- EXERCISE GOAL -
In the data below, find each line containing the string "NORWICH" and return it.

** Start of DATA FOR PROCESSING **

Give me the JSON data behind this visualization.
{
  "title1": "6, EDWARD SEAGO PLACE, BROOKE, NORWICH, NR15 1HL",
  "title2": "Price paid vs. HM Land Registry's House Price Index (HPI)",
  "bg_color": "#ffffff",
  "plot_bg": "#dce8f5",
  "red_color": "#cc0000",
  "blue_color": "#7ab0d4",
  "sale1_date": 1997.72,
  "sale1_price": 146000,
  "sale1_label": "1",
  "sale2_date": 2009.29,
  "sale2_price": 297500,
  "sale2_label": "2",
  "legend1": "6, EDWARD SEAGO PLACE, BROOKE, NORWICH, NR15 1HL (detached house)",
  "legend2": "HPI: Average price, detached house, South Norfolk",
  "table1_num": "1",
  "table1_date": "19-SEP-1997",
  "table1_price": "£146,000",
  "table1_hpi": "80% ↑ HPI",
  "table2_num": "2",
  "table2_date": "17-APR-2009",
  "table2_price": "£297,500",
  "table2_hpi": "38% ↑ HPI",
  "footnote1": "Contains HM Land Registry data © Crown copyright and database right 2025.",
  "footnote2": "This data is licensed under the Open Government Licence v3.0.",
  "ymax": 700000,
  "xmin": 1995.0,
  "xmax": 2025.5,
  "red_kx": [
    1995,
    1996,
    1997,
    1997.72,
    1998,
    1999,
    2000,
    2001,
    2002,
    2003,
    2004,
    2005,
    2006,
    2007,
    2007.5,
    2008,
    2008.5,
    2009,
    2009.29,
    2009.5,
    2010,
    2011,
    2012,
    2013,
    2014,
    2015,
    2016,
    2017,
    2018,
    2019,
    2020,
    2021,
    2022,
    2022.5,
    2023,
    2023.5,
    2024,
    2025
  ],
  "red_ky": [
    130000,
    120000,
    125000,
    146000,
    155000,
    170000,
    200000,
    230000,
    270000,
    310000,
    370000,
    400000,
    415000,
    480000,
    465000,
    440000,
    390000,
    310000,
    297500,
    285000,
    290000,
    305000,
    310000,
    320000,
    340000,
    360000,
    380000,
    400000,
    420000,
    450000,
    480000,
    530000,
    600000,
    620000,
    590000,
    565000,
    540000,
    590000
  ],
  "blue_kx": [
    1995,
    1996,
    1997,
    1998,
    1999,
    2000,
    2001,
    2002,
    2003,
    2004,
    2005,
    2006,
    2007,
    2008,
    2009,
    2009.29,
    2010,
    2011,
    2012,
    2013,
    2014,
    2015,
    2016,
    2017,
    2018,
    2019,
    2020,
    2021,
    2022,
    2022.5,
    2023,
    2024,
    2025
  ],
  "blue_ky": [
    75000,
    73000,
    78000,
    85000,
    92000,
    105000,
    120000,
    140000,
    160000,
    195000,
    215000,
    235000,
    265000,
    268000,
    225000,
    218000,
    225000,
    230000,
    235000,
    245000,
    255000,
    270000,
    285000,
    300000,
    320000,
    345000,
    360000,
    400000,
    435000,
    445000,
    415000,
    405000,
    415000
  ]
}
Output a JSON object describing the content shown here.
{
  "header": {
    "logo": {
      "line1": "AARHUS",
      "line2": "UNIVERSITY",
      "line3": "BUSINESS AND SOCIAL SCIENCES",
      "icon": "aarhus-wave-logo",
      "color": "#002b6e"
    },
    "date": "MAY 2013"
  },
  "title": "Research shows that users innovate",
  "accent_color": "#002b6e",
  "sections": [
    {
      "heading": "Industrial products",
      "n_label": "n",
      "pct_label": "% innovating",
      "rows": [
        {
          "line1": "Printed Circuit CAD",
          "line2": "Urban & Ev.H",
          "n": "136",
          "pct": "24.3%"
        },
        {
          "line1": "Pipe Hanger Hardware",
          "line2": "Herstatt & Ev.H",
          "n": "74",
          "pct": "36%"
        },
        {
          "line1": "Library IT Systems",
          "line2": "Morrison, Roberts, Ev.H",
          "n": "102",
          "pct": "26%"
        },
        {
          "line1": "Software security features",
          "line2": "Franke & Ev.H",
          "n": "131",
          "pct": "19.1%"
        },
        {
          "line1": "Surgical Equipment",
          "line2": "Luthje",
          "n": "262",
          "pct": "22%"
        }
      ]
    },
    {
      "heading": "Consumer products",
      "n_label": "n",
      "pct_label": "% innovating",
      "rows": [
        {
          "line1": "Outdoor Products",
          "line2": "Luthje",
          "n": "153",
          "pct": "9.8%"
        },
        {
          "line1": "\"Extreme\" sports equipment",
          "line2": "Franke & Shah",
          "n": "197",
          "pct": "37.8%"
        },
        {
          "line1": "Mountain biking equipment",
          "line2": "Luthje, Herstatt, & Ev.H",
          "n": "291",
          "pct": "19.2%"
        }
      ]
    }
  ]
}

** End of DATA FOR PROCESSING **

- THE SOLUTION -
  "title1": "6, EDWARD SEAGO PLACE, BROOKE, NORWICH, NR15 1HL",
  "legend1": "6, EDWARD SEAGO PLACE, BROOKE, NORWICH, NR15 1HL (detached house)",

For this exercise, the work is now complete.